**Challenge:** Rewrite the data below as a numbered list, starting at its first line and ending with the line that contains "main-series-line-without-constraints [76, 17, 534, 379]", including that line. Leave out any blank lines.

[Start of Material]

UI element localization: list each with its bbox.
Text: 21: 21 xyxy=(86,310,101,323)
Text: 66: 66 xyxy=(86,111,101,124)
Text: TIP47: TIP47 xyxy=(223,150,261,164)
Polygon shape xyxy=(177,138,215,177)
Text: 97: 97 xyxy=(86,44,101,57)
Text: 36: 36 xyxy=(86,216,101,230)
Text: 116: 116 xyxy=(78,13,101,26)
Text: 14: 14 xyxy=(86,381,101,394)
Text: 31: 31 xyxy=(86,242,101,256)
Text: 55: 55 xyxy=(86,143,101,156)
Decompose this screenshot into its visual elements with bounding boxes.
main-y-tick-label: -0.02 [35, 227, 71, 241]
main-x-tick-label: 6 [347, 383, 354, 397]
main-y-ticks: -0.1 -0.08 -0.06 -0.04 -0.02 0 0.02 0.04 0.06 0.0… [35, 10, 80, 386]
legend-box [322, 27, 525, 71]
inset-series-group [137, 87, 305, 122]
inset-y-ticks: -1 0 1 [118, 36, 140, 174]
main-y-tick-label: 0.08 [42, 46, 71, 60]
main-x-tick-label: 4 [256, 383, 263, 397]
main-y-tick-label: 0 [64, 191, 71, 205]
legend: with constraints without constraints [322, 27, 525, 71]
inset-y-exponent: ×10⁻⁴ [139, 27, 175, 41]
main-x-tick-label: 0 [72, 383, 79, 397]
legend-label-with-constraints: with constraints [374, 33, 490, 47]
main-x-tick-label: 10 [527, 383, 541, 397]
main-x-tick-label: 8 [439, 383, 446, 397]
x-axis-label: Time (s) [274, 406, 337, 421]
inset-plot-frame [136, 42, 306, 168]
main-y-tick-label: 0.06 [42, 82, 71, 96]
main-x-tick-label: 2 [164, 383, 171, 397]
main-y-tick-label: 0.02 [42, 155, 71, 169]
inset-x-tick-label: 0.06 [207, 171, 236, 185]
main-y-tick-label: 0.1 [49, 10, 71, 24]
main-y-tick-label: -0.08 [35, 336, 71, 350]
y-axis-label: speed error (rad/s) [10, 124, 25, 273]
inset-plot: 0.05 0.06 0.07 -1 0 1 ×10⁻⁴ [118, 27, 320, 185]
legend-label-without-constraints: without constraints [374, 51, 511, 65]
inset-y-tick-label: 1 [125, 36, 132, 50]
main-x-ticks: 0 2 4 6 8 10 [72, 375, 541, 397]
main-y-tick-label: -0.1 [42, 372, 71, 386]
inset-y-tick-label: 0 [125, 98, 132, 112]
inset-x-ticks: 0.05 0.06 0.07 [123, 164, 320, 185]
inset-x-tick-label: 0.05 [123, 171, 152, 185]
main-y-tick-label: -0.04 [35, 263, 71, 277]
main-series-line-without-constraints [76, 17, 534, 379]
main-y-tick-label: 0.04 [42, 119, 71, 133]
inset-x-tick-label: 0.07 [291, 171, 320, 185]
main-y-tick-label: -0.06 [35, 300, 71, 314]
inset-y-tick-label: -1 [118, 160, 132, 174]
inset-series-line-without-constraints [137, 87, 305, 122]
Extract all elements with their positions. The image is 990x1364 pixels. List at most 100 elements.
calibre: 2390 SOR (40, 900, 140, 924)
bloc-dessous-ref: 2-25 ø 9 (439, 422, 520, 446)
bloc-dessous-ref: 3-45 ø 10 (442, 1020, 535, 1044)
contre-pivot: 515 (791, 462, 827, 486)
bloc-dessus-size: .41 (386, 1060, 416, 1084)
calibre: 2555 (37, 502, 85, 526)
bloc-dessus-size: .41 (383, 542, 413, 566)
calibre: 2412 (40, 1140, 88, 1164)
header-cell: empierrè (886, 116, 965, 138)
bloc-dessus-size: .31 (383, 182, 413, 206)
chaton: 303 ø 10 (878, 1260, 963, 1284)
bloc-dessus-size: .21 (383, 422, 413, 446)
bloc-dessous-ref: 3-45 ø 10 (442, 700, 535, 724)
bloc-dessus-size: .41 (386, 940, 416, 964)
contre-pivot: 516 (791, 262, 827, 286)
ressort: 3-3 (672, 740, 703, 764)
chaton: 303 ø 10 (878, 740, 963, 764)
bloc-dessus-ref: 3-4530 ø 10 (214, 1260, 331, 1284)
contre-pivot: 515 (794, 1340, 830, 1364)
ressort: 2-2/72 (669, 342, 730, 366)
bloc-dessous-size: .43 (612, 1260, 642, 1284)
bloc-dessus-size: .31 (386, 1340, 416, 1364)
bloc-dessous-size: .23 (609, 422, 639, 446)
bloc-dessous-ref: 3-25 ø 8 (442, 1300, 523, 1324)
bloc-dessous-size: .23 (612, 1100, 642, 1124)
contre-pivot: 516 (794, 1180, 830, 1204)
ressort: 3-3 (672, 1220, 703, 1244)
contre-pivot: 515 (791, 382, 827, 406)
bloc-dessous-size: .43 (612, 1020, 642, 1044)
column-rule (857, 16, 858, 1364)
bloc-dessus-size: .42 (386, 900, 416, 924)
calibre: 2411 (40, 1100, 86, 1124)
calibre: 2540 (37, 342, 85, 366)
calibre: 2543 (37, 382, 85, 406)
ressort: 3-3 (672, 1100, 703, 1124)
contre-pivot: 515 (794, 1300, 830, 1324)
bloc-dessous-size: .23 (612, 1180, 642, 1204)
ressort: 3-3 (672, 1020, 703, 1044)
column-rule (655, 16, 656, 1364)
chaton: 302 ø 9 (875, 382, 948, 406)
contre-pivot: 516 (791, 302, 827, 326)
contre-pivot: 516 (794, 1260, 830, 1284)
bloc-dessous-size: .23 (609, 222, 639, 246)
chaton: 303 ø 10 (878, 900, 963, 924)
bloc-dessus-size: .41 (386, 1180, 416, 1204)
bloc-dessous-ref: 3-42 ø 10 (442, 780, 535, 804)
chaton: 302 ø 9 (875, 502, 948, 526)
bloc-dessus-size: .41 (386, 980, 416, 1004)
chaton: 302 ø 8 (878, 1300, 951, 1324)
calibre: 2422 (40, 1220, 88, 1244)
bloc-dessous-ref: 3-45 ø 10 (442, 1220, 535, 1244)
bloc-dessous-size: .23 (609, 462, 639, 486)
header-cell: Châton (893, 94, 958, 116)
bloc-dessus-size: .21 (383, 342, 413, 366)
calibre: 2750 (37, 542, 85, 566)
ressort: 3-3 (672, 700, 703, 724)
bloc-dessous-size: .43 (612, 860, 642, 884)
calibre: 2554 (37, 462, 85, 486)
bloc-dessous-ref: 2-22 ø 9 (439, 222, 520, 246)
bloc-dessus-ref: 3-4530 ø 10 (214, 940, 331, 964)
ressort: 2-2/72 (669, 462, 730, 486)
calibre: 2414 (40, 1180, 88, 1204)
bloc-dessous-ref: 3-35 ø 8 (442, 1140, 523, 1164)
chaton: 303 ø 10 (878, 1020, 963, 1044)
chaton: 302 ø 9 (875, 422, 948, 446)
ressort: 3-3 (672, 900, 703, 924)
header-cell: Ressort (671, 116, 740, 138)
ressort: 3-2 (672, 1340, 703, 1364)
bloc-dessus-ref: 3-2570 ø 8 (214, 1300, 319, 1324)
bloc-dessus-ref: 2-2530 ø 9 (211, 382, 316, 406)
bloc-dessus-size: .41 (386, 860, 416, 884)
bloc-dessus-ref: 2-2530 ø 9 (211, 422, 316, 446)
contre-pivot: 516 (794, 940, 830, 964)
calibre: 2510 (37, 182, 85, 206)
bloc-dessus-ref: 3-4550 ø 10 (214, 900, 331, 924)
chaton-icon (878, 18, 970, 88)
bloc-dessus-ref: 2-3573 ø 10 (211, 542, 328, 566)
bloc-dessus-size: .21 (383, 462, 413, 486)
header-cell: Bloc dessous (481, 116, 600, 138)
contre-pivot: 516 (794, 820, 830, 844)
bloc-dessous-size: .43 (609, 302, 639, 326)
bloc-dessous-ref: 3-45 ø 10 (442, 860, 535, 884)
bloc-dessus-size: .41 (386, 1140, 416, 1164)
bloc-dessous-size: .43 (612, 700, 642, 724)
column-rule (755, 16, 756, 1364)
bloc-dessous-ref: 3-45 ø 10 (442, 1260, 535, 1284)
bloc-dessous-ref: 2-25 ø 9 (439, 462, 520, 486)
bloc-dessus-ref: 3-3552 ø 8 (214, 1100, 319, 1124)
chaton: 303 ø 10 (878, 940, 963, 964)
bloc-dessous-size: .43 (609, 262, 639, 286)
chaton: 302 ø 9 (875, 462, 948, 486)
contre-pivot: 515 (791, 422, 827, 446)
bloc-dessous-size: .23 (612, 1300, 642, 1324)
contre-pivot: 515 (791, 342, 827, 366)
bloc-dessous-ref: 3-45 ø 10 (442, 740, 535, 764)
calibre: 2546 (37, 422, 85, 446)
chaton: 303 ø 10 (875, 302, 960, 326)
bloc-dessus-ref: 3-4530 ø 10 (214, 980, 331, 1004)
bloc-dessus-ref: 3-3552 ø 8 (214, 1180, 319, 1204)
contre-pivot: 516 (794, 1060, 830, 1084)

[End of Material]

**Written answer:**
1. UI element localization: list each with its bbox.
2. Text: 21: 21 xyxy=(86,310,101,323)
3. Text: 66: 66 xyxy=(86,111,101,124)
4. Text: TIP47: TIP47 xyxy=(223,150,261,164)
5. Polygon shape xyxy=(177,138,215,177)
6. Text: 97: 97 xyxy=(86,44,101,57)
7. Text: 36: 36 xyxy=(86,216,101,230)
8. Text: 116: 116 xyxy=(78,13,101,26)
9. Text: 14: 14 xyxy=(86,381,101,394)
10. Text: 31: 31 xyxy=(86,242,101,256)
11. Text: 55: 55 xyxy=(86,143,101,156)
12. Decompose this screenshot into its visual elements with bounding boxes.
13. main-y-tick-label: -0.02 [35, 227, 71, 241]
14. main-x-tick-label: 6 [347, 383, 354, 397]
15. main-y-ticks: -0.1 -0.08 -0.06 -0.04 -0.02 0 0.02 0.04 0.06 0.0… [35, 10, 80, 386]
16. legend-box [322, 27, 525, 71]
17. inset-series-group [137, 87, 305, 122]
18. inset-y-ticks: -1 0 1 [118, 36, 140, 174]
19. main-y-tick-label: 0.08 [42, 46, 71, 60]
20. main-x-tick-label: 4 [256, 383, 263, 397]
21. main-y-tick-label: 0 [64, 191, 71, 205]
22. legend: with constraints without constraints [322, 27, 525, 71]
23. inset-y-exponent: ×10⁻⁴ [139, 27, 175, 41]
24. main-x-tick-label: 0 [72, 383, 79, 397]
25. legend-label-with-constraints: with constraints [374, 33, 490, 47]
26. main-x-tick-label: 10 [527, 383, 541, 397]
27. main-x-tick-label: 8 [439, 383, 446, 397]
28. x-axis-label: Time (s) [274, 406, 337, 421]
29. inset-plot-frame [136, 42, 306, 168]
30. main-y-tick-label: 0.06 [42, 82, 71, 96]
31. main-x-tick-label: 2 [164, 383, 171, 397]
32. main-y-tick-label: 0.02 [42, 155, 71, 169]
33. inset-x-tick-label: 0.06 [207, 171, 236, 185]
34. main-y-tick-label: 0.1 [49, 10, 71, 24]
35. main-y-tick-label: -0.08 [35, 336, 71, 350]
36. y-axis-label: speed error (rad/s) [10, 124, 25, 273]
37. inset-plot: 0.05 0.06 0.07 -1 0 1 ×10⁻⁴ [118, 27, 320, 185]
38. legend-label-without-constraints: without constraints [374, 51, 511, 65]
39. inset-y-tick-label: 1 [125, 36, 132, 50]
40. main-x-ticks: 0 2 4 6 8 10 [72, 375, 541, 397]
41. main-y-tick-label: -0.1 [42, 372, 71, 386]
42. inset-y-tick-label: 0 [125, 98, 132, 112]
43. inset-x-ticks: 0.05 0.06 0.07 [123, 164, 320, 185]
44. inset-x-tick-label: 0.05 [123, 171, 152, 185]
45. main-y-tick-label: -0.04 [35, 263, 71, 277]
46. main-series-line-without-constraints [76, 17, 534, 379]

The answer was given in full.